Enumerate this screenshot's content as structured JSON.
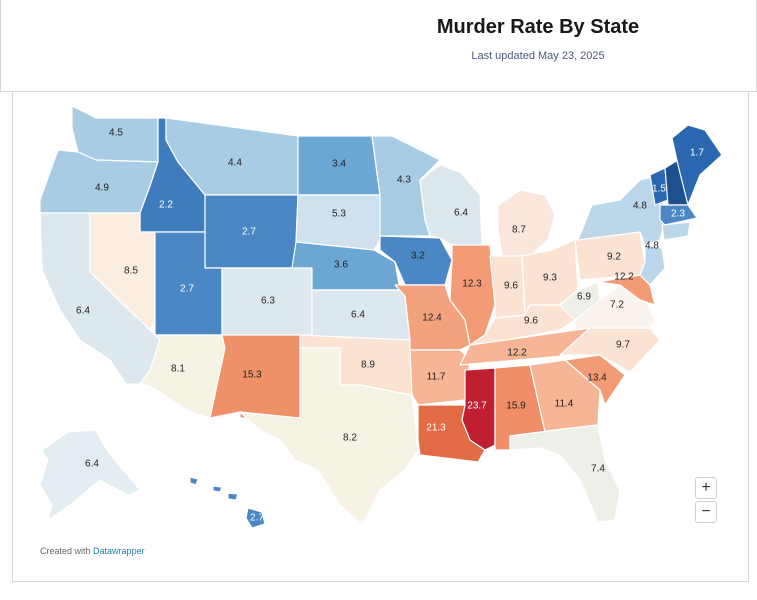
{
  "header": {
    "title": "Murder Rate By State",
    "subtitle": "Last updated May 23, 2025"
  },
  "footer": {
    "credit_prefix": "Created with",
    "credit_link": "Datawrapper"
  },
  "controls": {
    "zoom_in": "+",
    "zoom_out": "−"
  },
  "colors": {
    "very_low": "#1f5aa0",
    "low": "#4a89c3",
    "mid_low": "#9cc4df",
    "neutral": "#f3f0e6",
    "mid_high": "#f7c3a6",
    "high": "#ef8e67",
    "very_high": "#c51f32"
  },
  "states": [
    {
      "id": "WA",
      "value": "4.5"
    },
    {
      "id": "OR",
      "value": "4.9"
    },
    {
      "id": "CA",
      "value": "6.4"
    },
    {
      "id": "ID",
      "value": "2.2"
    },
    {
      "id": "NV",
      "value": "8.5"
    },
    {
      "id": "MT",
      "value": "4.4"
    },
    {
      "id": "WY",
      "value": "2.7"
    },
    {
      "id": "UT",
      "value": "2.7"
    },
    {
      "id": "AZ",
      "value": "8.1"
    },
    {
      "id": "CO",
      "value": "6.3"
    },
    {
      "id": "NM",
      "value": "15.3"
    },
    {
      "id": "ND",
      "value": "3.4"
    },
    {
      "id": "SD",
      "value": "5.3"
    },
    {
      "id": "NE",
      "value": "3.6"
    },
    {
      "id": "KS",
      "value": "6.4"
    },
    {
      "id": "OK",
      "value": "8.9"
    },
    {
      "id": "TX",
      "value": "8.2"
    },
    {
      "id": "MN",
      "value": "4.3"
    },
    {
      "id": "IA",
      "value": "3.2"
    },
    {
      "id": "MO",
      "value": "12.4"
    },
    {
      "id": "AR",
      "value": "11.7"
    },
    {
      "id": "LA",
      "value": "21.3"
    },
    {
      "id": "WI",
      "value": "6.4"
    },
    {
      "id": "IL",
      "value": "12.3"
    },
    {
      "id": "MI",
      "value": "8.7"
    },
    {
      "id": "IN",
      "value": "9.6"
    },
    {
      "id": "OH",
      "value": "9.3"
    },
    {
      "id": "KY",
      "value": "9.6"
    },
    {
      "id": "TN",
      "value": "12.2"
    },
    {
      "id": "MS",
      "value": "23.7"
    },
    {
      "id": "AL",
      "value": "15.9"
    },
    {
      "id": "GA",
      "value": "11.4"
    },
    {
      "id": "FL",
      "value": "7.4"
    },
    {
      "id": "SC",
      "value": "13.4"
    },
    {
      "id": "NC",
      "value": "9.7"
    },
    {
      "id": "VA",
      "value": "7.2"
    },
    {
      "id": "WV",
      "value": "6.9"
    },
    {
      "id": "PA",
      "value": "9.2"
    },
    {
      "id": "MD",
      "value": "12.2"
    },
    {
      "id": "NY",
      "value": "4.8"
    },
    {
      "id": "NJ",
      "value": "4.8"
    },
    {
      "id": "VT",
      "value": "1.5"
    },
    {
      "id": "NH",
      "value": ""
    },
    {
      "id": "ME",
      "value": "1.7"
    },
    {
      "id": "MA",
      "value": "2.3"
    },
    {
      "id": "AK",
      "value": "6.4"
    },
    {
      "id": "HI",
      "value": "2.7"
    }
  ]
}
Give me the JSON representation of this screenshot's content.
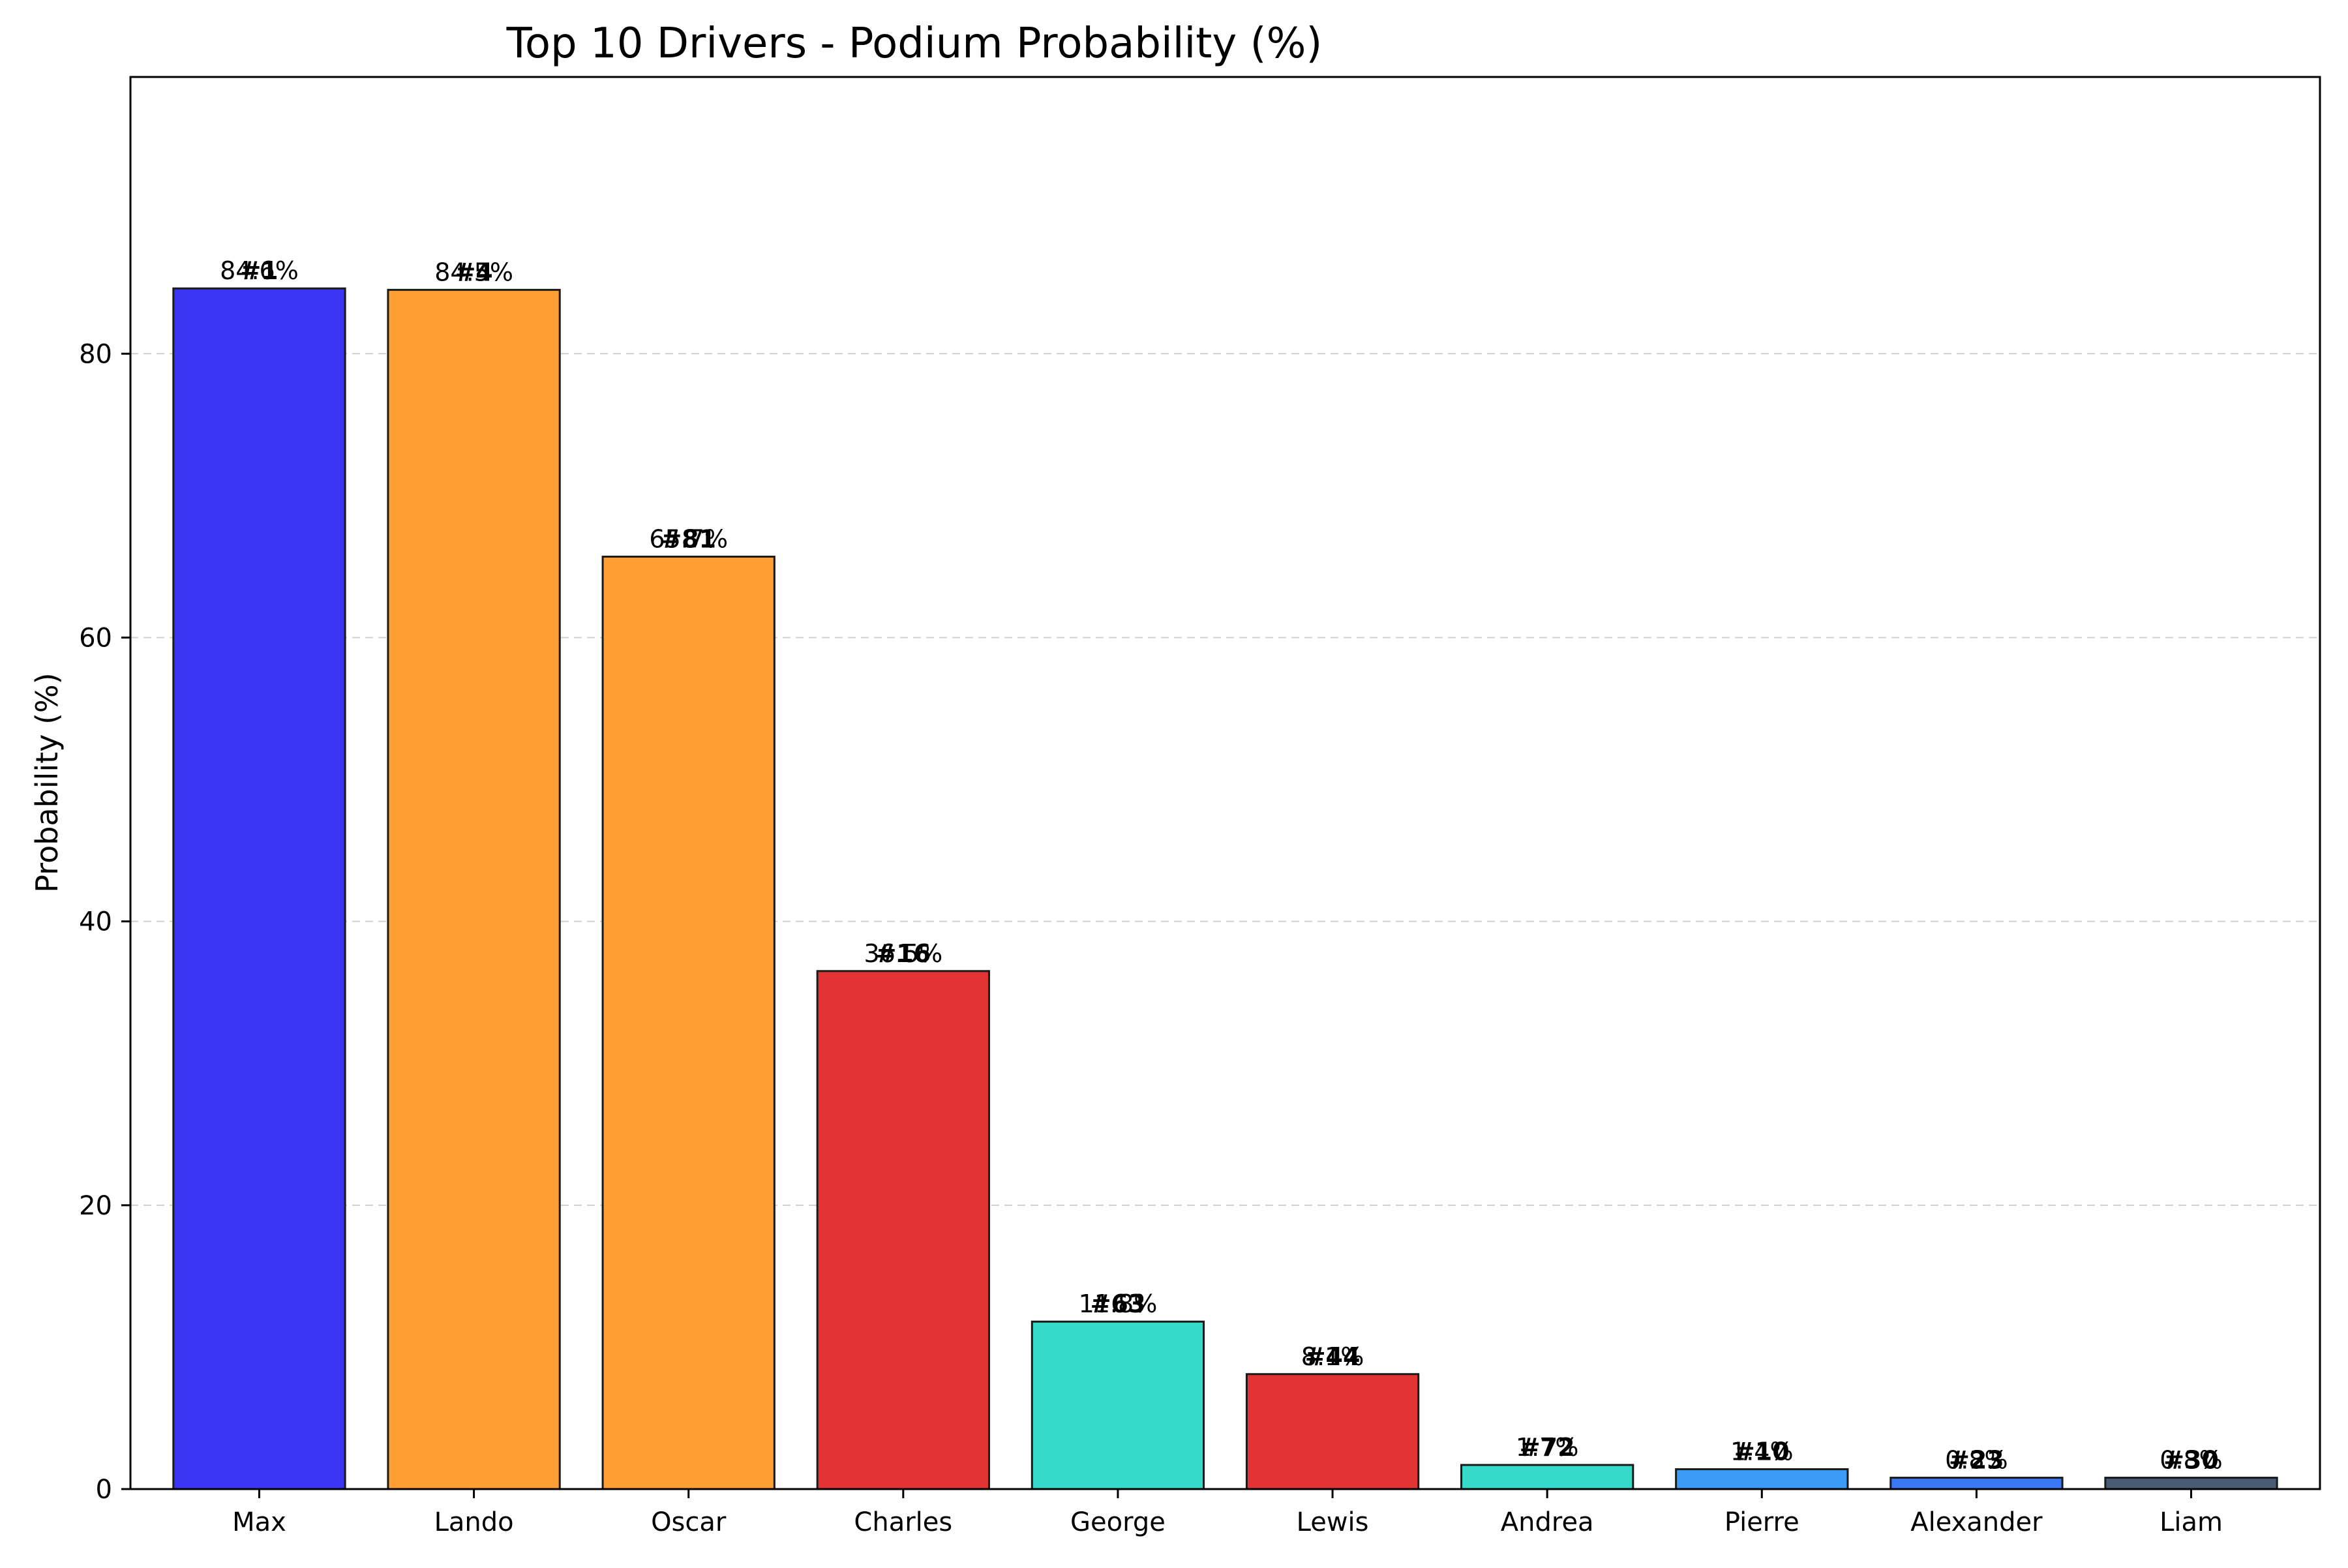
{
  "chart_data": {
    "type": "bar",
    "title": "Top 10 Drivers - Podium Probability (%)",
    "xlabel": "",
    "ylabel": "Probability (%)",
    "ylim": [
      0,
      99.5
    ],
    "yticks": [
      0,
      20,
      40,
      60,
      80
    ],
    "grid": "y-dashed",
    "categories": [
      "Max",
      "Lando",
      "Oscar",
      "Charles",
      "George",
      "Lewis",
      "Andrea",
      "Pierre",
      "Alexander",
      "Liam"
    ],
    "values": [
      84.6,
      84.5,
      65.7,
      36.5,
      11.8,
      8.1,
      1.7,
      1.4,
      0.8,
      0.8
    ],
    "value_labels": [
      "84.6%",
      "84.5%",
      "65.7%",
      "36.5%",
      "11.8%",
      "8.1%",
      "1.7%",
      "1.4%",
      "0.8%",
      "0.8%"
    ],
    "number_labels": [
      "#1",
      "#4",
      "#81",
      "#16",
      "#63",
      "#44",
      "#72",
      "#10",
      "#23",
      "#30"
    ],
    "colors": [
      "#3A36F4",
      "#FF9E33",
      "#FF9E33",
      "#E23433",
      "#35DAC8",
      "#E23433",
      "#35DAC8",
      "#3A9CF4",
      "#3A78F4",
      "#4A5C74"
    ]
  }
}
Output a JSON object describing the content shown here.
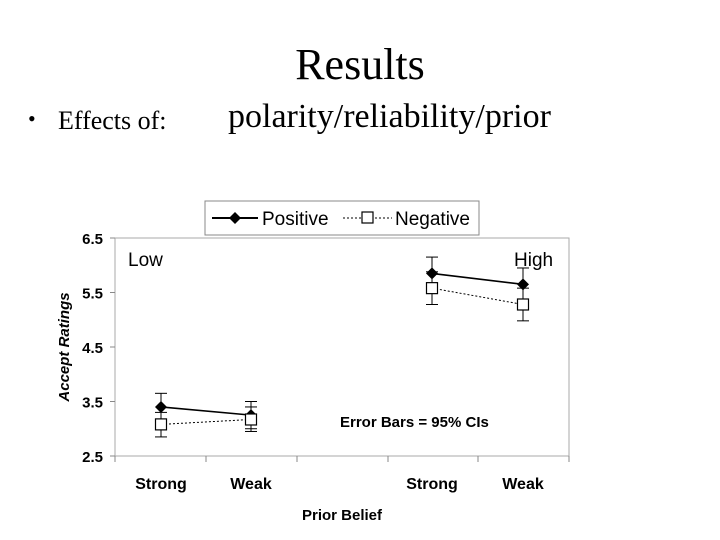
{
  "slide": {
    "title": "Results",
    "bullet_symbol": "•",
    "bullet_prefix": "Effects of:",
    "bullet_main": "polarity/reliability/prior"
  },
  "chart_data": {
    "type": "line",
    "title": "",
    "xlabel": "Prior Belief",
    "ylabel": "Accept Ratings",
    "ylim": [
      2.5,
      6.5
    ],
    "yticks": [
      "2.5",
      "3.5",
      "4.5",
      "5.5",
      "6.5"
    ],
    "categories": [
      "Strong",
      "Weak",
      "Strong",
      "Weak"
    ],
    "groups": [
      "Low",
      "High"
    ],
    "annotation": "Error Bars = 95%  CIs",
    "series": [
      {
        "name": "Positive",
        "marker": "filled-diamond",
        "line_style": "solid",
        "values": [
          3.4,
          3.25,
          5.85,
          5.65
        ],
        "ci_low": [
          3.15,
          3.0,
          5.55,
          5.35
        ],
        "ci_high": [
          3.65,
          3.5,
          6.15,
          5.95
        ]
      },
      {
        "name": "Negative",
        "marker": "open-square",
        "line_style": "dotted",
        "values": [
          3.08,
          3.17,
          5.58,
          5.28
        ],
        "ci_low": [
          2.85,
          2.95,
          5.28,
          4.98
        ],
        "ci_high": [
          3.3,
          3.4,
          5.88,
          5.58
        ]
      }
    ],
    "legend": [
      "Positive",
      "Negative"
    ],
    "legend_position": "top"
  }
}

Your instructions: Write the entries above out in full, exactly, with no images.

Response to this exercise:
Enumerate this screenshot's content as structured JSON.
{
  "header": {
    "title": "Murder Rate By State",
    "subtitle": "Last updated May 23, 2025"
  },
  "footer": {
    "credit_prefix": "Created with",
    "credit_link": "Datawrapper"
  },
  "controls": {
    "zoom_in": "+",
    "zoom_out": "−"
  },
  "colors": {
    "very_low": "#1f5aa0",
    "low": "#4a89c3",
    "mid_low": "#9cc4df",
    "neutral": "#f3f0e6",
    "mid_high": "#f7c3a6",
    "high": "#ef8e67",
    "very_high": "#c51f32"
  },
  "states": [
    {
      "id": "WA",
      "value": "4.5"
    },
    {
      "id": "OR",
      "value": "4.9"
    },
    {
      "id": "CA",
      "value": "6.4"
    },
    {
      "id": "ID",
      "value": "2.2"
    },
    {
      "id": "NV",
      "value": "8.5"
    },
    {
      "id": "MT",
      "value": "4.4"
    },
    {
      "id": "WY",
      "value": "2.7"
    },
    {
      "id": "UT",
      "value": "2.7"
    },
    {
      "id": "AZ",
      "value": "8.1"
    },
    {
      "id": "CO",
      "value": "6.3"
    },
    {
      "id": "NM",
      "value": "15.3"
    },
    {
      "id": "ND",
      "value": "3.4"
    },
    {
      "id": "SD",
      "value": "5.3"
    },
    {
      "id": "NE",
      "value": "3.6"
    },
    {
      "id": "KS",
      "value": "6.4"
    },
    {
      "id": "OK",
      "value": "8.9"
    },
    {
      "id": "TX",
      "value": "8.2"
    },
    {
      "id": "MN",
      "value": "4.3"
    },
    {
      "id": "IA",
      "value": "3.2"
    },
    {
      "id": "MO",
      "value": "12.4"
    },
    {
      "id": "AR",
      "value": "11.7"
    },
    {
      "id": "LA",
      "value": "21.3"
    },
    {
      "id": "WI",
      "value": "6.4"
    },
    {
      "id": "IL",
      "value": "12.3"
    },
    {
      "id": "MI",
      "value": "8.7"
    },
    {
      "id": "IN",
      "value": "9.6"
    },
    {
      "id": "OH",
      "value": "9.3"
    },
    {
      "id": "KY",
      "value": "9.6"
    },
    {
      "id": "TN",
      "value": "12.2"
    },
    {
      "id": "MS",
      "value": "23.7"
    },
    {
      "id": "AL",
      "value": "15.9"
    },
    {
      "id": "GA",
      "value": "11.4"
    },
    {
      "id": "FL",
      "value": "7.4"
    },
    {
      "id": "SC",
      "value": "13.4"
    },
    {
      "id": "NC",
      "value": "9.7"
    },
    {
      "id": "VA",
      "value": "7.2"
    },
    {
      "id": "WV",
      "value": "6.9"
    },
    {
      "id": "PA",
      "value": "9.2"
    },
    {
      "id": "MD",
      "value": "12.2"
    },
    {
      "id": "NY",
      "value": "4.8"
    },
    {
      "id": "NJ",
      "value": "4.8"
    },
    {
      "id": "VT",
      "value": "1.5"
    },
    {
      "id": "NH",
      "value": ""
    },
    {
      "id": "ME",
      "value": "1.7"
    },
    {
      "id": "MA",
      "value": "2.3"
    },
    {
      "id": "AK",
      "value": "6.4"
    },
    {
      "id": "HI",
      "value": "2.7"
    }
  ]
}
Give me the JSON representation of this screenshot's content.
{
  "chart_data": {
    "type": "bar",
    "title": "Top 10 Drivers - Podium Probability (%)",
    "xlabel": "",
    "ylabel": "Probability (%)",
    "ylim": [
      0,
      99.5
    ],
    "yticks": [
      0,
      20,
      40,
      60,
      80
    ],
    "grid": "y-dashed",
    "categories": [
      "Max",
      "Lando",
      "Oscar",
      "Charles",
      "George",
      "Lewis",
      "Andrea",
      "Pierre",
      "Alexander",
      "Liam"
    ],
    "values": [
      84.6,
      84.5,
      65.7,
      36.5,
      11.8,
      8.1,
      1.7,
      1.4,
      0.8,
      0.8
    ],
    "value_labels": [
      "84.6%",
      "84.5%",
      "65.7%",
      "36.5%",
      "11.8%",
      "8.1%",
      "1.7%",
      "1.4%",
      "0.8%",
      "0.8%"
    ],
    "number_labels": [
      "#1",
      "#4",
      "#81",
      "#16",
      "#63",
      "#44",
      "#72",
      "#10",
      "#23",
      "#30"
    ],
    "colors": [
      "#3A36F4",
      "#FF9E33",
      "#FF9E33",
      "#E23433",
      "#35DAC8",
      "#E23433",
      "#35DAC8",
      "#3A9CF4",
      "#3A78F4",
      "#4A5C74"
    ]
  }
}
Output a JSON object describing the content shown here.
{
  "slide": {
    "title": "Results",
    "bullet_symbol": "•",
    "bullet_prefix": "Effects of:",
    "bullet_main": "polarity/reliability/prior"
  },
  "chart_data": {
    "type": "line",
    "title": "",
    "xlabel": "Prior Belief",
    "ylabel": "Accept Ratings",
    "ylim": [
      2.5,
      6.5
    ],
    "yticks": [
      "2.5",
      "3.5",
      "4.5",
      "5.5",
      "6.5"
    ],
    "categories": [
      "Strong",
      "Weak",
      "Strong",
      "Weak"
    ],
    "groups": [
      "Low",
      "High"
    ],
    "annotation": "Error Bars = 95%  CIs",
    "series": [
      {
        "name": "Positive",
        "marker": "filled-diamond",
        "line_style": "solid",
        "values": [
          3.4,
          3.25,
          5.85,
          5.65
        ],
        "ci_low": [
          3.15,
          3.0,
          5.55,
          5.35
        ],
        "ci_high": [
          3.65,
          3.5,
          6.15,
          5.95
        ]
      },
      {
        "name": "Negative",
        "marker": "open-square",
        "line_style": "dotted",
        "values": [
          3.08,
          3.17,
          5.58,
          5.28
        ],
        "ci_low": [
          2.85,
          2.95,
          5.28,
          4.98
        ],
        "ci_high": [
          3.3,
          3.4,
          5.88,
          5.58
        ]
      }
    ],
    "legend": [
      "Positive",
      "Negative"
    ],
    "legend_position": "top"
  }
}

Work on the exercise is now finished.